EXERCISE BRIEF: Rewrite every line of the records below, changing "element" to "item" and keeping everything else as it stands.

EXTRACTED MATERIAL:
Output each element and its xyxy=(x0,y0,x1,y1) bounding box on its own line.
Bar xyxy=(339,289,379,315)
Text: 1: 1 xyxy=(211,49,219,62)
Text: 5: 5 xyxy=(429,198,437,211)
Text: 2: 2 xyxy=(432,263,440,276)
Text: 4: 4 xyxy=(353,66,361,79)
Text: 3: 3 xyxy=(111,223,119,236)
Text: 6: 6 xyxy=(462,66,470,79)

SOLUTION TO THIS PROBLEM:
Output each item and its xyxy=(x0,y0,x1,y1) bounding box on its own line.
Bar xyxy=(339,289,379,315)
Text: 1: 1 xyxy=(211,49,219,62)
Text: 5: 5 xyxy=(429,198,437,211)
Text: 2: 2 xyxy=(432,263,440,276)
Text: 4: 4 xyxy=(353,66,361,79)
Text: 3: 3 xyxy=(111,223,119,236)
Text: 6: 6 xyxy=(462,66,470,79)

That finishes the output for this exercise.